**What to work on:** Please pull out every line that includes the string "сигнализации".

# START OF Information shown

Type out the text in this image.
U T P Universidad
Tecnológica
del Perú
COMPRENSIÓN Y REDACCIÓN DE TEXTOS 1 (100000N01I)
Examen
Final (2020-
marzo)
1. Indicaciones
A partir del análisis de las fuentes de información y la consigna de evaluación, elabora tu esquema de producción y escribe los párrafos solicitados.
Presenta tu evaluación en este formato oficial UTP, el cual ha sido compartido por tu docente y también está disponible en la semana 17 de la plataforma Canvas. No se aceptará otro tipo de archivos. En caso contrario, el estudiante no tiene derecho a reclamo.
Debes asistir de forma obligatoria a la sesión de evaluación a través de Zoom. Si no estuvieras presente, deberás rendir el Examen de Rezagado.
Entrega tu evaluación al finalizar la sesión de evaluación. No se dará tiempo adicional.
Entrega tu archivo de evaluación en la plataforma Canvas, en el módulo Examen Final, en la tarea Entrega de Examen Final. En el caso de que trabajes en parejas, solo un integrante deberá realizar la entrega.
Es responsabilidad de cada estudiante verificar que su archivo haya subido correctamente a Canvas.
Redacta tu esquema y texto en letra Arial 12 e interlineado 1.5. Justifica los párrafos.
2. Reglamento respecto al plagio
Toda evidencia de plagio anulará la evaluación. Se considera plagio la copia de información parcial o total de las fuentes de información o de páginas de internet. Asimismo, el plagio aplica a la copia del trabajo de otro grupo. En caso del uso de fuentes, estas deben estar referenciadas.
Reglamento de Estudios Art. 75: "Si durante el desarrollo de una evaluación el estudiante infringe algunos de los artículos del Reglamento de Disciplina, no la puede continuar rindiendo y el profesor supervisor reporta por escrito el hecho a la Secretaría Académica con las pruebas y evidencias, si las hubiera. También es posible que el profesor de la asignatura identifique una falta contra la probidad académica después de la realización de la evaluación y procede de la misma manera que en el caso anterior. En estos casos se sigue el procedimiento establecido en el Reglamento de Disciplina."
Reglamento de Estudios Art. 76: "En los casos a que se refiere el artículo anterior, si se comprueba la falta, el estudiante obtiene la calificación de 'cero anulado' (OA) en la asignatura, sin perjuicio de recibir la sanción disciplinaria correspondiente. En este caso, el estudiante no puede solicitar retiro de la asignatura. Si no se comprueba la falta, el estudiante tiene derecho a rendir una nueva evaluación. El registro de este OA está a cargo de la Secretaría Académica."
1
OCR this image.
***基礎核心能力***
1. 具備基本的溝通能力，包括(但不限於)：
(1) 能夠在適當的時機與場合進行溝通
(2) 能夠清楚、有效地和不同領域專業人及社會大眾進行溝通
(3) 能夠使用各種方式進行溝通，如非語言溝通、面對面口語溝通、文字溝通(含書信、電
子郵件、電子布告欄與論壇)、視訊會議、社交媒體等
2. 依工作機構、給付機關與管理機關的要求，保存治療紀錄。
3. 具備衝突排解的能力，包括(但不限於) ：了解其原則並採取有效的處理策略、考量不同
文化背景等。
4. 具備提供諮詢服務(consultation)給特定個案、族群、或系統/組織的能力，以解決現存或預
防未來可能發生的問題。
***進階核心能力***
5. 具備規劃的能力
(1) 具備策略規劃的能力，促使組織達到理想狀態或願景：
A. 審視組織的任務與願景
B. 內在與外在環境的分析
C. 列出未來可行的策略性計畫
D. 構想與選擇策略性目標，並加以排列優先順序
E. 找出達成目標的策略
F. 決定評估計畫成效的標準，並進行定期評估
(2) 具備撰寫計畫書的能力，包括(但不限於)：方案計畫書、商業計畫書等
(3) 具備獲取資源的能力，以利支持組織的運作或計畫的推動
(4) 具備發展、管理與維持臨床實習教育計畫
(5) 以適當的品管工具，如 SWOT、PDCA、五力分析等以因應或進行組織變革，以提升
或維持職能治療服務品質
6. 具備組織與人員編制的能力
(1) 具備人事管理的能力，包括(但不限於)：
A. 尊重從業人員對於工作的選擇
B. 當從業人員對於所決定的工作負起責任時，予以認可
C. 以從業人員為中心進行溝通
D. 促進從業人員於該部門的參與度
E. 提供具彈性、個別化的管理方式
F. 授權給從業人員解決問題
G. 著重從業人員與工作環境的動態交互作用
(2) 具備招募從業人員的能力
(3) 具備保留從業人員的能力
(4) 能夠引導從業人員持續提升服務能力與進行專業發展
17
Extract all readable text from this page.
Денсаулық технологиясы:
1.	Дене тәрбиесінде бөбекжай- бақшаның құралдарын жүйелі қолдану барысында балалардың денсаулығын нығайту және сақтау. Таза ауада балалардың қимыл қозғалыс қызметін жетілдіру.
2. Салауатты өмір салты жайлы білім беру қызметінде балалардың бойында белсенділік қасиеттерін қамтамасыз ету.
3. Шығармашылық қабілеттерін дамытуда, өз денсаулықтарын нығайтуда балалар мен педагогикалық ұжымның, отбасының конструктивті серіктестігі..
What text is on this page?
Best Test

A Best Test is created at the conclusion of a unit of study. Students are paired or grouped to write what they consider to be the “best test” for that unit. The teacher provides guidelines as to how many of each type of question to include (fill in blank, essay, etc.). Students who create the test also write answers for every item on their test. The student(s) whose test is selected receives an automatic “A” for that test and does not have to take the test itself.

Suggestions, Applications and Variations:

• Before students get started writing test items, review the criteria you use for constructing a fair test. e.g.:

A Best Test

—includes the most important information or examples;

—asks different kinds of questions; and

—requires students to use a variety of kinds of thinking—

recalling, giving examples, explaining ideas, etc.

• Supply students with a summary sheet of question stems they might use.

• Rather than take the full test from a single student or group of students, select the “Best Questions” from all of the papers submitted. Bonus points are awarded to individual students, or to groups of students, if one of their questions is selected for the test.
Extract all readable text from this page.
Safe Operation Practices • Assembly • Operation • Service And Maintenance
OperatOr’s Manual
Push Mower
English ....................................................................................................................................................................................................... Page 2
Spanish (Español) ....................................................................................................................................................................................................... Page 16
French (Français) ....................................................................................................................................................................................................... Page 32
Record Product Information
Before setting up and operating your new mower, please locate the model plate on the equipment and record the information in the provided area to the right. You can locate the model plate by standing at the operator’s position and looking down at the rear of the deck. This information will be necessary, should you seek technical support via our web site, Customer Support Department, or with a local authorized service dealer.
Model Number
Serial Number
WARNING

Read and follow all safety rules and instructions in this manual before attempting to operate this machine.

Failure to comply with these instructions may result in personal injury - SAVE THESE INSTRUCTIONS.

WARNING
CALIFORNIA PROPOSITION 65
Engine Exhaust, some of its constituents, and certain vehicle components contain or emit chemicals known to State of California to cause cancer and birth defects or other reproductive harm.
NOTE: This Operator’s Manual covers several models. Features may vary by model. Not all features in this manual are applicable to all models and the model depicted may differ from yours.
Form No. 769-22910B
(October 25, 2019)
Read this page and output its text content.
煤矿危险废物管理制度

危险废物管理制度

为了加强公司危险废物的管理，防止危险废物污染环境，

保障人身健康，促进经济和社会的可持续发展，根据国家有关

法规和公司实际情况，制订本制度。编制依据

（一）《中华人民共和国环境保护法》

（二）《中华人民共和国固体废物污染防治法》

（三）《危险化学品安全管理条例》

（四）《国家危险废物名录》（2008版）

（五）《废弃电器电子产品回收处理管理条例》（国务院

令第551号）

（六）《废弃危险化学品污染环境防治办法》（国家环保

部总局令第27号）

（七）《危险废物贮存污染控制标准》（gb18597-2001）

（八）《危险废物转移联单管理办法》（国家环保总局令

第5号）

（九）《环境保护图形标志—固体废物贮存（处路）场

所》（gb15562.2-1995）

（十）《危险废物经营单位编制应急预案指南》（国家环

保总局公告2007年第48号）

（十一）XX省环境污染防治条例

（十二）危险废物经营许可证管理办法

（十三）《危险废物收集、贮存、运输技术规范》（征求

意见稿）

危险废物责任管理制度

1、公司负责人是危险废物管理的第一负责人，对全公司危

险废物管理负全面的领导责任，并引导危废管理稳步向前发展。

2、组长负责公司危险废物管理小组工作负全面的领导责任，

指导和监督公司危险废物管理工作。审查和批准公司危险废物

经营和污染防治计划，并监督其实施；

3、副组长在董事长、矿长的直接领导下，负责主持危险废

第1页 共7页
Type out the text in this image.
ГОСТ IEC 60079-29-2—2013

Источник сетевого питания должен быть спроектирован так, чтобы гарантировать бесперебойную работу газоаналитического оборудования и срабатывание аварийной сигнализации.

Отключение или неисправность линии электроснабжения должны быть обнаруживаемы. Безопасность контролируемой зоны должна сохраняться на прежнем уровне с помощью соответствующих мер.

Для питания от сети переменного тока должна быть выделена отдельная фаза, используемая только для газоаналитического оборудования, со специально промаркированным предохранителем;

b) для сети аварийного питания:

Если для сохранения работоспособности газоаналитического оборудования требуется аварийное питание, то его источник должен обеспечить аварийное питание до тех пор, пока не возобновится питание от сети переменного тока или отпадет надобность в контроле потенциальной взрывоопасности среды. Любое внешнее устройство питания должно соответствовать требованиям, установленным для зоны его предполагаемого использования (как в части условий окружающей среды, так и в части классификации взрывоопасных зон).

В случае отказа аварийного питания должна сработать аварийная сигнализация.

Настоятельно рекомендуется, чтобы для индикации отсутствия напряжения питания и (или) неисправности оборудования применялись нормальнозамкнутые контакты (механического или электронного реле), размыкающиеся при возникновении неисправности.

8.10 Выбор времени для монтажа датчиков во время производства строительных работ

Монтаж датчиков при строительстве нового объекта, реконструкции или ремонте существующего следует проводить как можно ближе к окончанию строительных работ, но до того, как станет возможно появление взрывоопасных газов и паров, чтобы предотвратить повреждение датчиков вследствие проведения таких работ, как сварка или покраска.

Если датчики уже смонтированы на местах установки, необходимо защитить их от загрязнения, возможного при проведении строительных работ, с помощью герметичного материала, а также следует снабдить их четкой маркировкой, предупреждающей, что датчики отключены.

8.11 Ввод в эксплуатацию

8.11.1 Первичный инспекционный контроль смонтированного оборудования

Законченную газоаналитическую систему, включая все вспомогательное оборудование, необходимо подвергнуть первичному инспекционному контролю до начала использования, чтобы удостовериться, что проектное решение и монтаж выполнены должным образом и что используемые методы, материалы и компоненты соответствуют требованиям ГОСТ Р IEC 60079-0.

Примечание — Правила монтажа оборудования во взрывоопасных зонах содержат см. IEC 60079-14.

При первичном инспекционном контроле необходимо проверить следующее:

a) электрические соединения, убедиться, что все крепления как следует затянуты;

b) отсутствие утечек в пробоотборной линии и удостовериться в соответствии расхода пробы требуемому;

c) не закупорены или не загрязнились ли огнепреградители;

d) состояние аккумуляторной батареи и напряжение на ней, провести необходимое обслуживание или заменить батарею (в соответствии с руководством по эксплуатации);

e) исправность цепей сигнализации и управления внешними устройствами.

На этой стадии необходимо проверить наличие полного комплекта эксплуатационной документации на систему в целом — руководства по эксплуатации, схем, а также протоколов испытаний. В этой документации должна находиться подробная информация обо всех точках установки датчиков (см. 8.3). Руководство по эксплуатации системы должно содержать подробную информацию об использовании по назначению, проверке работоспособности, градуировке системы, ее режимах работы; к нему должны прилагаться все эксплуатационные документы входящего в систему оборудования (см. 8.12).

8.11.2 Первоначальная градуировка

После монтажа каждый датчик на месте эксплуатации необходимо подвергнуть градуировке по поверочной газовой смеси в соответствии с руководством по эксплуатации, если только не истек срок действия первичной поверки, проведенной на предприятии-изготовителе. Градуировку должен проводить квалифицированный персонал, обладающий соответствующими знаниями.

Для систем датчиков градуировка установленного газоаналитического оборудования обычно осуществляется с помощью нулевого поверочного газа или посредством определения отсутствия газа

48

# END OF Information shown

**Answer:**
Источник сетевого питания должен быть спроектирован так, чтобы гарантировать бесперебойную работу газоаналитического оборудования и срабатывание аварийной сигнализации.
e) исправность цепей сигнализации и управления внешними устройствами.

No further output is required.